* [Entries shown]

+---+

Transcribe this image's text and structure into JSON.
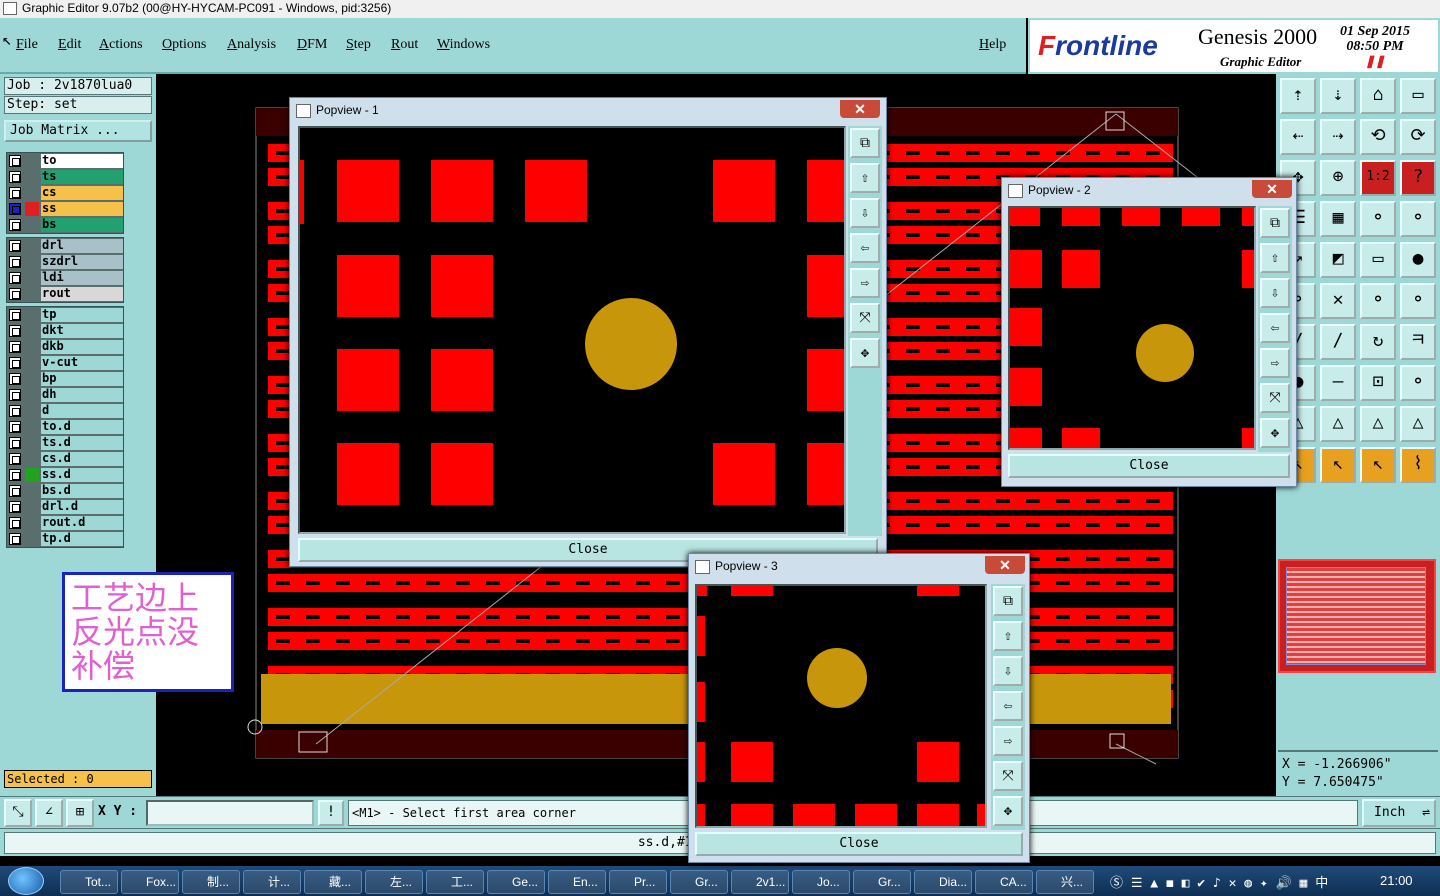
{
  "window": {
    "title": "Graphic Editor 9.07b2 (00@HY-HYCAM-PC091 - Windows, pid:3256)"
  },
  "menu": {
    "items": [
      "File",
      "Edit",
      "Actions",
      "Options",
      "Analysis",
      "DFM",
      "Step",
      "Rout",
      "Windows"
    ],
    "help": "Help"
  },
  "brand": {
    "logo_f": "F",
    "logo_rest": "rontline",
    "product": "Genesis 2000",
    "subtitle": "Graphic Editor",
    "date": "01 Sep 2015",
    "time": "08:50 PM"
  },
  "left": {
    "job": "Job : 2v1870lua0",
    "step": "Step: set",
    "job_matrix": "Job Matrix ...",
    "layers_board": [
      {
        "name": "to",
        "color": "#ffffff"
      },
      {
        "name": "ts",
        "color": "#22a070"
      },
      {
        "name": "cs",
        "color": "#f5c14a"
      },
      {
        "name": "ss",
        "color": "#f5c14a",
        "active": true
      },
      {
        "name": "bs",
        "color": "#22a070"
      }
    ],
    "layers_drill": [
      {
        "name": "drl",
        "color": "#a8c0c8"
      },
      {
        "name": "szdrl",
        "color": "#a8c0c8"
      },
      {
        "name": "ldi",
        "color": "#a8c0c8"
      },
      {
        "name": "rout",
        "color": "#d8d8d8"
      }
    ],
    "layers_misc": [
      {
        "name": "tp",
        "color": "#9ed8d6"
      },
      {
        "name": "dkt",
        "color": "#9ed8d6"
      },
      {
        "name": "dkb",
        "color": "#9ed8d6"
      },
      {
        "name": "v-cut",
        "color": "#9ed8d6"
      },
      {
        "name": "bp",
        "color": "#9ed8d6"
      },
      {
        "name": "dh",
        "color": "#9ed8d6"
      },
      {
        "name": "d",
        "color": "#9ed8d6"
      },
      {
        "name": "to.d",
        "color": "#9ed8d6"
      },
      {
        "name": "ts.d",
        "color": "#9ed8d6"
      },
      {
        "name": "cs.d",
        "color": "#9ed8d6"
      },
      {
        "name": "ss.d",
        "color": "#9ed8d6",
        "marked": true
      },
      {
        "name": "bs.d",
        "color": "#9ed8d6"
      },
      {
        "name": "drl.d",
        "color": "#9ed8d6"
      },
      {
        "name": "rout.d",
        "color": "#9ed8d6"
      },
      {
        "name": "tp.d",
        "color": "#9ed8d6"
      }
    ],
    "selected": "Selected : 0"
  },
  "note": {
    "line1": "工艺边上",
    "line2": "反光点没",
    "line3": "补偿"
  },
  "popups": {
    "p1": {
      "title": "Popview - 1",
      "close": "Close"
    },
    "p2": {
      "title": "Popview - 2",
      "close": "Close"
    },
    "p3": {
      "title": "Popview - 3",
      "close": "Close"
    }
  },
  "coords": {
    "x": "X = -1.266906\"",
    "y": "Y = 7.650475\""
  },
  "bottom": {
    "xy_label": "X Y :",
    "xy_value": "",
    "prompt": "<M1> - Select first area corner",
    "units": "Inch"
  },
  "status": {
    "text": "ss.d,#1604,Pad,X=0.78"
  },
  "taskbar": {
    "items": [
      "Tot...",
      "Fox...",
      "制...",
      "计...",
      "藏...",
      "左...",
      "工...",
      "Ge...",
      "En...",
      "Pr...",
      "Gr...",
      "2v1...",
      "Jo...",
      "Gr...",
      "Dia...",
      "CA...",
      "兴..."
    ],
    "clock": "21:00"
  },
  "colors": {
    "panel": "#9ed8d6",
    "copper": "#ff0000",
    "fiducial": "#c8960a"
  }
}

+---+

* [Assignment]
Of all the lines above, count the ones that include the string "Windows" and give the number alone.

* [Answer for this exercise]
2